____ Dataset excerpts

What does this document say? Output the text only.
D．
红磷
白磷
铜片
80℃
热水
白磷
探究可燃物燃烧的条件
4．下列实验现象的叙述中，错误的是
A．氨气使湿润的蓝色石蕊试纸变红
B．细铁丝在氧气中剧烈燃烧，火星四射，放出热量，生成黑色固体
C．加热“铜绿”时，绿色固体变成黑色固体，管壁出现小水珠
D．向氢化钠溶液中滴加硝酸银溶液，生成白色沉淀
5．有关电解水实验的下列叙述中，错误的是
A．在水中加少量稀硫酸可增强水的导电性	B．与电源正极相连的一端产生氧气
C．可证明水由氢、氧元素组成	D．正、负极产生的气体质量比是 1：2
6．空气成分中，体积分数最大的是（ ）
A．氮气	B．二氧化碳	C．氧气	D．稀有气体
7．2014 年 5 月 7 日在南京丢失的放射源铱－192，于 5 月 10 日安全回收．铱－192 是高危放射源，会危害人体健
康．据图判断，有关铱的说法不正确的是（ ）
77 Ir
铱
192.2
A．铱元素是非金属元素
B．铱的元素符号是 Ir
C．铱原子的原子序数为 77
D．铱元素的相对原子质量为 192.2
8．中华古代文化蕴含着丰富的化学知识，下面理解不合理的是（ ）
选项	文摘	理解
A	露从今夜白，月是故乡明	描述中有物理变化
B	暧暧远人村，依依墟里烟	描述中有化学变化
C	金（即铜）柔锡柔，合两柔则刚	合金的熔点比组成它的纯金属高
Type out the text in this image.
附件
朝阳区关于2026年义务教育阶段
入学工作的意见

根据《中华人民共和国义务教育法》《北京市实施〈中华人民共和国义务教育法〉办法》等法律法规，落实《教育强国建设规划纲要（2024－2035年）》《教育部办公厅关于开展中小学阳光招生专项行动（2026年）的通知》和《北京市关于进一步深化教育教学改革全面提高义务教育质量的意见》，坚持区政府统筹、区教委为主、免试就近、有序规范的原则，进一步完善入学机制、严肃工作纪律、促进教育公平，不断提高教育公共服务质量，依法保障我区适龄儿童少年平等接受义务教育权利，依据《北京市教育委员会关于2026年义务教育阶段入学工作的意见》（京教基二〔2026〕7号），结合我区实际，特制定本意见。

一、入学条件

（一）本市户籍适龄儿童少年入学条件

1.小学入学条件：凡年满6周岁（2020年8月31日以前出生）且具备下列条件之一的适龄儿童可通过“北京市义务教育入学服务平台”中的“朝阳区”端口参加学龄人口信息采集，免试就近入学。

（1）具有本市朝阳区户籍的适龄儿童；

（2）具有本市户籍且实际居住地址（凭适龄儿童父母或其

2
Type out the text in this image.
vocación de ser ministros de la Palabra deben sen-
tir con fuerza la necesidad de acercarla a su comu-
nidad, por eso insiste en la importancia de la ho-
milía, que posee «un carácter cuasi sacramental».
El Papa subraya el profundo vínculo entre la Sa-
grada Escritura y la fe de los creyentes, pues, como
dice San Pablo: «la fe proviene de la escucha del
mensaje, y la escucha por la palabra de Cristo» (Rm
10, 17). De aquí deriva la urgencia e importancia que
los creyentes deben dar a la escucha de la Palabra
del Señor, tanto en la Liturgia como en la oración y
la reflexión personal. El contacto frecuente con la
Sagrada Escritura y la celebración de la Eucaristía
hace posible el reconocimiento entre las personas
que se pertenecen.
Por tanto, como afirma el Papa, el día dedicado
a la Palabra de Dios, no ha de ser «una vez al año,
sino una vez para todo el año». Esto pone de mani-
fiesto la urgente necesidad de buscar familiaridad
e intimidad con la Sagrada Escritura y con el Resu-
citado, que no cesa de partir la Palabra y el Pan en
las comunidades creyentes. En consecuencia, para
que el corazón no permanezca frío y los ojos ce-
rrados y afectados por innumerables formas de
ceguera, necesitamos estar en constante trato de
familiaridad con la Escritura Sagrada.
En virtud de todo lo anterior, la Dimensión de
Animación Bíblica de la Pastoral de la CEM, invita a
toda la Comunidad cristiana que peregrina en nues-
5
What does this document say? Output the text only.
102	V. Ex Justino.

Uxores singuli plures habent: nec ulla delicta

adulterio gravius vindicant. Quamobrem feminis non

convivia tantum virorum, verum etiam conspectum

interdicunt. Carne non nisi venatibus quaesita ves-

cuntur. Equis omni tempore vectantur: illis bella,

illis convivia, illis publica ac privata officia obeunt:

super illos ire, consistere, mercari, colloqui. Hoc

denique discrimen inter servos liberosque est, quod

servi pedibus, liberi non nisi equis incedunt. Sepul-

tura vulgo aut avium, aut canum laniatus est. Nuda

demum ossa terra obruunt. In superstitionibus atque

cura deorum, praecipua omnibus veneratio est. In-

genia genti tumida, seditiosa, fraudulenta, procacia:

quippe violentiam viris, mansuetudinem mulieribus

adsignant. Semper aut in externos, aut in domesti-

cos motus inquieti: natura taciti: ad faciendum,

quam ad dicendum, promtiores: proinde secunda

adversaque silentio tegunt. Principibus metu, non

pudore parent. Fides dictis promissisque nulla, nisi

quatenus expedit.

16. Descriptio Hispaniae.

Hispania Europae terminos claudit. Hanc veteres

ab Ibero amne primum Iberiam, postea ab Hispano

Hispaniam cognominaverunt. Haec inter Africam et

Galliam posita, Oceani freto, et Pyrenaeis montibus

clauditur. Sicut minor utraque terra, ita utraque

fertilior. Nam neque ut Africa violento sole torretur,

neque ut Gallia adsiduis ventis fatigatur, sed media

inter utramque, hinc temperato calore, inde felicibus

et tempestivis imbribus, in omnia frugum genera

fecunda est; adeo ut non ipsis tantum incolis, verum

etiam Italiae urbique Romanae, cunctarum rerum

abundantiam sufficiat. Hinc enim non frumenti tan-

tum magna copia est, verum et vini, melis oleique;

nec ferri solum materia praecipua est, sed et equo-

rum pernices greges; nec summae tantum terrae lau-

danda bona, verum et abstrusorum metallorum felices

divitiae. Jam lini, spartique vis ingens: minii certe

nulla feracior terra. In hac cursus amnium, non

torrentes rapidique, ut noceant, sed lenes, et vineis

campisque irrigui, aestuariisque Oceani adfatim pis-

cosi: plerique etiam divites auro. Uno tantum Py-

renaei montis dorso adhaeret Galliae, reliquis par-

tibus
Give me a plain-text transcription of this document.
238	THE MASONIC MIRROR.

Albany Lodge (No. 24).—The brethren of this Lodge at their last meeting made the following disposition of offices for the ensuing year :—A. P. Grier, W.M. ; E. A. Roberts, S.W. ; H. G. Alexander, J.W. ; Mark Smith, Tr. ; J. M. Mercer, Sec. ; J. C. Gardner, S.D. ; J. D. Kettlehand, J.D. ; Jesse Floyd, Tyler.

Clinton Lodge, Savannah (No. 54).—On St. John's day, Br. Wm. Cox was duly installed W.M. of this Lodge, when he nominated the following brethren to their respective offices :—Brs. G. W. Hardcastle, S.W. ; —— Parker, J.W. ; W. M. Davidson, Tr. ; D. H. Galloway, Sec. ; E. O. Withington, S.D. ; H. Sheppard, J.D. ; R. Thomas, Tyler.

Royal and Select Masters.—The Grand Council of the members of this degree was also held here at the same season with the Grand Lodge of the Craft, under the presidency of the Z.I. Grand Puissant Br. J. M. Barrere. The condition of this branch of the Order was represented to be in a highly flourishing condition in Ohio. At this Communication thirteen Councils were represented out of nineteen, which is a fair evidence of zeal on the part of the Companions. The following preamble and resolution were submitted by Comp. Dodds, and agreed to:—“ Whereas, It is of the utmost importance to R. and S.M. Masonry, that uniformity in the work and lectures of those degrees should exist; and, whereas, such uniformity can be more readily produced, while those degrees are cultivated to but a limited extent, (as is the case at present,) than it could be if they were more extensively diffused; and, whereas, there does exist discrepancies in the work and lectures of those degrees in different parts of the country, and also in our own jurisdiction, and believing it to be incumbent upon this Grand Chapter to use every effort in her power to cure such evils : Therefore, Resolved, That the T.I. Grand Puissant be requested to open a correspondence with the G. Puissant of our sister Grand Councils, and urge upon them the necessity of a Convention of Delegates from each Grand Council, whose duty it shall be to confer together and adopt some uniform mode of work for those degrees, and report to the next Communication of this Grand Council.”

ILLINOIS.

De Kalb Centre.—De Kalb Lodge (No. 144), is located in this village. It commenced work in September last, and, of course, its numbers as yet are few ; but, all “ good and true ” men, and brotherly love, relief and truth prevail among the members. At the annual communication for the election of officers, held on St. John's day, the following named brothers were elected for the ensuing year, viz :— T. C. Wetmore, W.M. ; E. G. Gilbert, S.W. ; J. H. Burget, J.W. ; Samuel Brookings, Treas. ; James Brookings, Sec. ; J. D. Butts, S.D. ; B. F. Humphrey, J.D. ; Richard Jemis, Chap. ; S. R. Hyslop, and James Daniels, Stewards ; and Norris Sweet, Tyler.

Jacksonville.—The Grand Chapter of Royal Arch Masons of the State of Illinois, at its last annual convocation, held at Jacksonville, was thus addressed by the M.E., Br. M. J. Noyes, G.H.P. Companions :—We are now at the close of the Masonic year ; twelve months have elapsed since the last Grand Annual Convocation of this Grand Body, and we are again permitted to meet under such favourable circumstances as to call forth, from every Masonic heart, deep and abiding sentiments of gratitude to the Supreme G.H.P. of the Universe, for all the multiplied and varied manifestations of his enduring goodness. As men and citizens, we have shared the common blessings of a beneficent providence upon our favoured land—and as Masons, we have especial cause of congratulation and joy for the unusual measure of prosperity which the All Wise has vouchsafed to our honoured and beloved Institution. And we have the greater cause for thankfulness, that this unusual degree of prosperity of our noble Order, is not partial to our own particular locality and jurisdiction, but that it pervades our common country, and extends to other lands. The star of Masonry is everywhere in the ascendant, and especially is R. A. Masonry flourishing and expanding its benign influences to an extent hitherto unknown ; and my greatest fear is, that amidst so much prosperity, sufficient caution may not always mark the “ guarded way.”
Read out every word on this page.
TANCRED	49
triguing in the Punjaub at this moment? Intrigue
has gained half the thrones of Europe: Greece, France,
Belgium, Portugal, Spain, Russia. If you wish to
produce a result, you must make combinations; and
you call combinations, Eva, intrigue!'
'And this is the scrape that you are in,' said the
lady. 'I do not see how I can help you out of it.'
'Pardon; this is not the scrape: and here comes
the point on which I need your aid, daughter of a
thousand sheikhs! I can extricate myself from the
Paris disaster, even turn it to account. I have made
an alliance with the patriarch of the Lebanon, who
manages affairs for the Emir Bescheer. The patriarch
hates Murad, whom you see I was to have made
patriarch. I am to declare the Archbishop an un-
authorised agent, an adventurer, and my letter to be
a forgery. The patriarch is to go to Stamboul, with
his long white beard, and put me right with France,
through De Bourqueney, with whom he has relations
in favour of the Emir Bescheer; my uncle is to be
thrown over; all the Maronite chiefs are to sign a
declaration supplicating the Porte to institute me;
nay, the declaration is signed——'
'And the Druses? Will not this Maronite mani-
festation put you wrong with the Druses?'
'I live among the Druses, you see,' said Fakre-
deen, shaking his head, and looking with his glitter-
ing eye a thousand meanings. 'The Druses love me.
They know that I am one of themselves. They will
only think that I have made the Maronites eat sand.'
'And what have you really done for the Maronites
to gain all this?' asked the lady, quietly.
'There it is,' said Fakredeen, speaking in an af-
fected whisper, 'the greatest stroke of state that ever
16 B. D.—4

________

Task goal –
Show the lines of the material that contain the word "patriarch".

Response to the task –
an alliance with the patriarch of the Lebanon, who
manages affairs for the Emir Bescheer. The patriarch
patriarch. I am to declare the Archbishop an un-
a forgery. The patriarch is to go to Stamboul, with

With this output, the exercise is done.